-- WORK REQUIRED --
Since only the total is wanted, give the number of lines in the listing below that hold the string "ascertained" and add nothing.

▽

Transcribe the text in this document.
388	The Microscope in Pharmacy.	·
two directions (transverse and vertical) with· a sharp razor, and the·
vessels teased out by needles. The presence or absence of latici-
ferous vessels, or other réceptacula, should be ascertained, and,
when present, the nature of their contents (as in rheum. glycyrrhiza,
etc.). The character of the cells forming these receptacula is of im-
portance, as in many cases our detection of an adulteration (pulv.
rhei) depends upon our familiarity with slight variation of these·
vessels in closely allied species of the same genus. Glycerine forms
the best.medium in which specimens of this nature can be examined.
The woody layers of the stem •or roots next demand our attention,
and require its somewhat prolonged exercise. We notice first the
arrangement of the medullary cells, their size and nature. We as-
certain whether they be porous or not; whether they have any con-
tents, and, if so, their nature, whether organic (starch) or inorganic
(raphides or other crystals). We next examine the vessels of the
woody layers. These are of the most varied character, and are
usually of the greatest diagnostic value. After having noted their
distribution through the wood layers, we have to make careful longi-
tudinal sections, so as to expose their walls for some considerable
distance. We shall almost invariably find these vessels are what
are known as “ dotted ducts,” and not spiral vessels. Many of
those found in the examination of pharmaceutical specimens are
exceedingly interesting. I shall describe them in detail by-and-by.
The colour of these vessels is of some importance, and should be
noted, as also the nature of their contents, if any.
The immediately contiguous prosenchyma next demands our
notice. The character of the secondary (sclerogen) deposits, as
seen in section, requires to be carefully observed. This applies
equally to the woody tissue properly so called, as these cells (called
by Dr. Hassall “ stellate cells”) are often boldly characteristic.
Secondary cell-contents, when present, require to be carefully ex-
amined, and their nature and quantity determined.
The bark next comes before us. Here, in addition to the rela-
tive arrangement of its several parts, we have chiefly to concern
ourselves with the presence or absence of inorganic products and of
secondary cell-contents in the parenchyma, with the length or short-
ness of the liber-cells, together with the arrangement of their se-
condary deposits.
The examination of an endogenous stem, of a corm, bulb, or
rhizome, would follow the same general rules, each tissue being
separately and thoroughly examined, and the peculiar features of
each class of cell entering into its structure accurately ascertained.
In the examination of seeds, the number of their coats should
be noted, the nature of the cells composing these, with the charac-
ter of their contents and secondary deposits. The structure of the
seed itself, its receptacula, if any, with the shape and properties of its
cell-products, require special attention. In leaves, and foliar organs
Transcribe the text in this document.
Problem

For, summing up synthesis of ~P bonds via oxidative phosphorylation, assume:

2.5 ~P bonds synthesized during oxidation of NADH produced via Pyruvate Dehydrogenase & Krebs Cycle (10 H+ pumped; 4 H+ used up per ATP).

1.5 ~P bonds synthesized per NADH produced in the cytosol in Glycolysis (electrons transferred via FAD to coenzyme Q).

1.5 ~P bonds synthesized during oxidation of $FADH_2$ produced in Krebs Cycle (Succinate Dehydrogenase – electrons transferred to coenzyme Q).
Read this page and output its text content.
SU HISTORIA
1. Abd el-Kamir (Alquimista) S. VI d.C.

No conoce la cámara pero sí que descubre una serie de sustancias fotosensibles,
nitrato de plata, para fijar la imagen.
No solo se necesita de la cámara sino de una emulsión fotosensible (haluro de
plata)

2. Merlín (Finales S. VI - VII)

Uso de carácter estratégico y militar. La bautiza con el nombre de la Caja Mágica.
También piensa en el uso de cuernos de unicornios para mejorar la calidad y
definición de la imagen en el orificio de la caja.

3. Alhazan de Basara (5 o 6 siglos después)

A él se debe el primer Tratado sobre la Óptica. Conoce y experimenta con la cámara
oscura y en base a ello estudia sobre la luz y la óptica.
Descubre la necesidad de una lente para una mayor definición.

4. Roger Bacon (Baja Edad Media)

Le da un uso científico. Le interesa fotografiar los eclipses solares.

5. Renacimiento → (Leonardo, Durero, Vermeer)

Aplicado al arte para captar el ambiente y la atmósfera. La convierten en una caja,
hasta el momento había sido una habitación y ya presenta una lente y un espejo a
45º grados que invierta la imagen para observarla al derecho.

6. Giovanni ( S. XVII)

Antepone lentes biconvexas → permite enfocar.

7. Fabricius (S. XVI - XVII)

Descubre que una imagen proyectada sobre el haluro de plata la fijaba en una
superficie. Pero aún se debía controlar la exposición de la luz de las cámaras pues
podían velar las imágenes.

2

△

-- ANSWER FOR THIS EXERCISE --
2